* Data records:
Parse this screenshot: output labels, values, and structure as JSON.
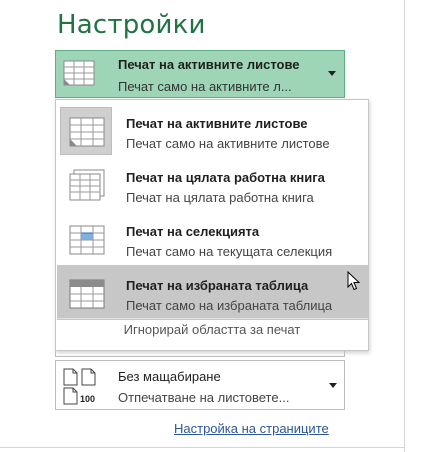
{
  "section": {
    "title": "Настройки"
  },
  "print_what": {
    "selected_title": "Печат на активните листове",
    "selected_subtitle": "Печат само на активните л...",
    "options": [
      {
        "title": "Печат на активните листове",
        "subtitle": "Печат само на активните листове",
        "icon": "active-sheets-icon"
      },
      {
        "title": "Печат на цялата работна книга",
        "subtitle": "Печат на цялата работна книга",
        "icon": "entire-workbook-icon"
      },
      {
        "title": "Печат на селекцията",
        "subtitle": "Печат само на текущата селекция",
        "icon": "selection-icon"
      },
      {
        "title": "Печат на избраната таблица",
        "subtitle": "Печат само на избраната таблица",
        "icon": "table-icon"
      }
    ],
    "ignore_print_area": "Игнорирай областта за печат"
  },
  "scaling": {
    "title": "Без мащабиране",
    "subtitle": "Отпечатване на листовете...",
    "icon_label": "100"
  },
  "page_setup_link": "Настройка на страниците",
  "colors": {
    "accent": "#217346",
    "selected_bg": "#9fd5b7",
    "hover_bg": "#c7c7c7",
    "link": "#2b579a"
  }
}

* Written request:
Strip out the images, then output the records above word for word.

* Solution for this task:
Parse this screenshot: output labels, values, and structure as JSON.
{
  "section": {
    "title": "Настройки"
  },
  "print_what": {
    "selected_title": "Печат на активните листове",
    "selected_subtitle": "Печат само на активните л...",
    "options": [
      {
        "title": "Печат на активните листове",
        "subtitle": "Печат само на активните листове",
        "icon": "active-sheets-icon"
      },
      {
        "title": "Печат на цялата работна книга",
        "subtitle": "Печат на цялата работна книга",
        "icon": "entire-workbook-icon"
      },
      {
        "title": "Печат на селекцията",
        "subtitle": "Печат само на текущата селекция",
        "icon": "selection-icon"
      },
      {
        "title": "Печат на избраната таблица",
        "subtitle": "Печат само на избраната таблица",
        "icon": "table-icon"
      }
    ],
    "ignore_print_area": "Игнорирай областта за печат"
  },
  "scaling": {
    "title": "Без мащабиране",
    "subtitle": "Отпечатване на листовете...",
    "icon_label": "100"
  },
  "page_setup_link": "Настройка на страниците",
  "colors": {
    "accent": "#217346",
    "selected_bg": "#9fd5b7",
    "hover_bg": "#c7c7c7",
    "link": "#2b579a"
  }
}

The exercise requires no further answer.